GOAL: Copy every line of the records below word for word, in the same order.

DATA TO PROCESS:

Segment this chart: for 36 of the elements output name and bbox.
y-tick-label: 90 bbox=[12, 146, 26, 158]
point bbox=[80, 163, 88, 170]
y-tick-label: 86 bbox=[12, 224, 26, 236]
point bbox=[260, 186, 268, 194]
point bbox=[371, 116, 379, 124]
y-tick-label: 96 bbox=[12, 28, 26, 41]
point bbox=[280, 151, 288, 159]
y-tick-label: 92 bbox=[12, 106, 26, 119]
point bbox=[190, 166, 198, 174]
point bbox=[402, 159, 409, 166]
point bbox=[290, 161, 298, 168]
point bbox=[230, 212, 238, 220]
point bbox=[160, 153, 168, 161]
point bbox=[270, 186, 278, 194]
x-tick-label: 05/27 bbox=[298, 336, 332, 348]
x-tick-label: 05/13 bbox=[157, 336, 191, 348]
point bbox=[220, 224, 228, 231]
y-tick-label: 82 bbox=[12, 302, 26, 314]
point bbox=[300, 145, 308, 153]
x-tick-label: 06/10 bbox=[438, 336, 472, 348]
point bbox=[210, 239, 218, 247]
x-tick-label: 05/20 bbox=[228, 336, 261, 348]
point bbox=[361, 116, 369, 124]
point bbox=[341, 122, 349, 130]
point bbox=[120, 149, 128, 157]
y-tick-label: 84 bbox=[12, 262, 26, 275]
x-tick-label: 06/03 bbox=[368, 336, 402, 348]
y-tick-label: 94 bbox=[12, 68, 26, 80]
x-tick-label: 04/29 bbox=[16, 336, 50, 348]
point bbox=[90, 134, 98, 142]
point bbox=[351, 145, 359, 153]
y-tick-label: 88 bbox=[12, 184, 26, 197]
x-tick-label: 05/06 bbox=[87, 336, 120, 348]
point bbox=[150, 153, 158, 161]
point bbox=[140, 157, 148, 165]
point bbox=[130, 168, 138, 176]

EXERCISE RESPONSE:
Segment this chart: for 36 of the elements output name and bbox.
y-tick-label: 90 bbox=[12, 146, 26, 158]
point bbox=[80, 163, 88, 170]
y-tick-label: 86 bbox=[12, 224, 26, 236]
point bbox=[260, 186, 268, 194]
point bbox=[371, 116, 379, 124]
y-tick-label: 96 bbox=[12, 28, 26, 41]
point bbox=[280, 151, 288, 159]
y-tick-label: 92 bbox=[12, 106, 26, 119]
point bbox=[190, 166, 198, 174]
point bbox=[402, 159, 409, 166]
point bbox=[290, 161, 298, 168]
point bbox=[230, 212, 238, 220]
point bbox=[160, 153, 168, 161]
point bbox=[270, 186, 278, 194]
x-tick-label: 05/27 bbox=[298, 336, 332, 348]
x-tick-label: 05/13 bbox=[157, 336, 191, 348]
point bbox=[220, 224, 228, 231]
y-tick-label: 82 bbox=[12, 302, 26, 314]
point bbox=[300, 145, 308, 153]
x-tick-label: 06/10 bbox=[438, 336, 472, 348]
point bbox=[210, 239, 218, 247]
x-tick-label: 05/20 bbox=[228, 336, 261, 348]
point bbox=[361, 116, 369, 124]
point bbox=[341, 122, 349, 130]
point bbox=[120, 149, 128, 157]
y-tick-label: 84 bbox=[12, 262, 26, 275]
x-tick-label: 06/03 bbox=[368, 336, 402, 348]
y-tick-label: 94 bbox=[12, 68, 26, 80]
x-tick-label: 04/29 bbox=[16, 336, 50, 348]
point bbox=[90, 134, 98, 142]
point bbox=[351, 145, 359, 153]
y-tick-label: 88 bbox=[12, 184, 26, 197]
x-tick-label: 05/06 bbox=[87, 336, 120, 348]
point bbox=[150, 153, 158, 161]
point bbox=[140, 157, 148, 165]
point bbox=[130, 168, 138, 176]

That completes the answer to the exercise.